## Problem details
Your answer must be every line of the data that holds the string "enligt".

## Record extracts
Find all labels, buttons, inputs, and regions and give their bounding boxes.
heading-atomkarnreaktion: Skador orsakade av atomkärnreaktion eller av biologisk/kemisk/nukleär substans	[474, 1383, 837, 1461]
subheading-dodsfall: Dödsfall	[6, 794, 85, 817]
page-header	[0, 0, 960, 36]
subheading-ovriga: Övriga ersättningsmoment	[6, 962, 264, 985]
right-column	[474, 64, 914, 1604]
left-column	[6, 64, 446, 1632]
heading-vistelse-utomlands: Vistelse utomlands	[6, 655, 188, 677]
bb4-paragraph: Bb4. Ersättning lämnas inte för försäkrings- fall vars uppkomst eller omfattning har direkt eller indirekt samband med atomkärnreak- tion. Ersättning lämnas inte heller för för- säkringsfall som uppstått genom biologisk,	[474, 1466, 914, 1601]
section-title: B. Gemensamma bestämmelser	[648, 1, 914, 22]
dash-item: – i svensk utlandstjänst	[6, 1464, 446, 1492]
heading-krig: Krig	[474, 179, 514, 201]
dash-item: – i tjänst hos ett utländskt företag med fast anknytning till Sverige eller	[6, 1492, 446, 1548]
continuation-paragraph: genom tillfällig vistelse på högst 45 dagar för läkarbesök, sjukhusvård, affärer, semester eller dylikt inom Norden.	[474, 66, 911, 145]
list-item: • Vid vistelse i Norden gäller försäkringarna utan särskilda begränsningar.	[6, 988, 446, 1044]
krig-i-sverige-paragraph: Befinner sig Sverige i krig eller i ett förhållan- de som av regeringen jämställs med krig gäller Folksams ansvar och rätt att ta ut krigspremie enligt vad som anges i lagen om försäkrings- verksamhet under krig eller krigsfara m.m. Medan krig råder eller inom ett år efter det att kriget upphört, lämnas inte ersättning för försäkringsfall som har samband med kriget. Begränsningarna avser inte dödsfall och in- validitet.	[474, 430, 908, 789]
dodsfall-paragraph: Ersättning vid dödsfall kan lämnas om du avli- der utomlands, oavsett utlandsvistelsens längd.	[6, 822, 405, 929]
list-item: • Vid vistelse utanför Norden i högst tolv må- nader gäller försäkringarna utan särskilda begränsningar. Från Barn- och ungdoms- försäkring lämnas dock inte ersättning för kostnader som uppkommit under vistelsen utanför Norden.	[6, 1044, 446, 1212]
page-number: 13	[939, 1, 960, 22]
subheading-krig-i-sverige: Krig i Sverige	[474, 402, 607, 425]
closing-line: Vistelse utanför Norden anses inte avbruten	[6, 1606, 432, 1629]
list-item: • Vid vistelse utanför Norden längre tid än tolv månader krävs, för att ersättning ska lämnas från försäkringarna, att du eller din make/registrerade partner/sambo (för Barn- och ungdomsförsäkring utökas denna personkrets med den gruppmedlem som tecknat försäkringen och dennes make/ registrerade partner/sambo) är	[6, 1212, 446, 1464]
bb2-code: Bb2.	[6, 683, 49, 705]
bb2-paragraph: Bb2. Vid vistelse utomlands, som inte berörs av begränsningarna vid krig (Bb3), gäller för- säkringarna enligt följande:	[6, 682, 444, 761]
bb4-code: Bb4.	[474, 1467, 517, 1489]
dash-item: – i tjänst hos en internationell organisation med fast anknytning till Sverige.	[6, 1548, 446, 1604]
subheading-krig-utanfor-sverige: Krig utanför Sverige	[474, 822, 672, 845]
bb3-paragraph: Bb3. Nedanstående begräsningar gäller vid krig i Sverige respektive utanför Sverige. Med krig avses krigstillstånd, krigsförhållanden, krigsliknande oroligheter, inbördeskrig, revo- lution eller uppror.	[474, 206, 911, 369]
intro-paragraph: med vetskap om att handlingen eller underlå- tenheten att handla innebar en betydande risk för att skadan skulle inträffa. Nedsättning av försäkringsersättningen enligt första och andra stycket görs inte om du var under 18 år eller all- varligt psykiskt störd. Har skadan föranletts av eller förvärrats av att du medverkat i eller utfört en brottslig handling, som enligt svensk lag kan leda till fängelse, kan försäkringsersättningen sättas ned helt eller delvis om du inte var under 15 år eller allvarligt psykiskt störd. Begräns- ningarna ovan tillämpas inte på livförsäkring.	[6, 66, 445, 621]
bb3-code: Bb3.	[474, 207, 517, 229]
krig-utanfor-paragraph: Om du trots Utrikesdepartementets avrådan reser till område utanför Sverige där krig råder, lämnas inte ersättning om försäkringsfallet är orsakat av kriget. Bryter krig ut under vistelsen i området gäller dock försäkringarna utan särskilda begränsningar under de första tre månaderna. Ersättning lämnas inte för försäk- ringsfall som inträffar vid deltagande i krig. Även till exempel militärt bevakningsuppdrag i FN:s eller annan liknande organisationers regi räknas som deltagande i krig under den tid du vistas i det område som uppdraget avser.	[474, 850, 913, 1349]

## Answer space
krig-i-sverige-paragraph: Befinner sig Sverige i krig eller i ett förhållan- de som av regeringen jämställs med krig gäller Folksams ansvar och rätt att ta ut krigspremie enligt vad som anges i lagen om försäkrings- verksamhet under krig eller krigsfara m.m. Medan krig råder eller inom ett år efter det att kriget upphört, lämnas inte ersättning för försäkringsfall som har samband med kriget. Begränsningarna avser inte dödsfall och in- validitet.	[474, 430, 908, 789]
bb2-paragraph: Bb2. Vid vistelse utomlands, som inte berörs av begränsningarna vid krig (Bb3), gäller för- säkringarna enligt följande:	[6, 682, 444, 761]
intro-paragraph: med vetskap om att handlingen eller underlå- tenheten att handla innebar en betydande risk för att skadan skulle inträffa. Nedsättning av försäkringsersättningen enligt första och andra stycket görs inte om du var under 18 år eller all- varligt psykiskt störd. Har skadan föranletts av eller förvärrats av att du medverkat i eller utfört en brottslig handling, som enligt svensk lag kan leda till fängelse, kan försäkringsersättningen sättas ned helt eller delvis om du inte var under 15 år eller allvarligt psykiskt störd. Begräns- ningarna ovan tillämpas inte på livförsäkring.	[6, 66, 445, 621]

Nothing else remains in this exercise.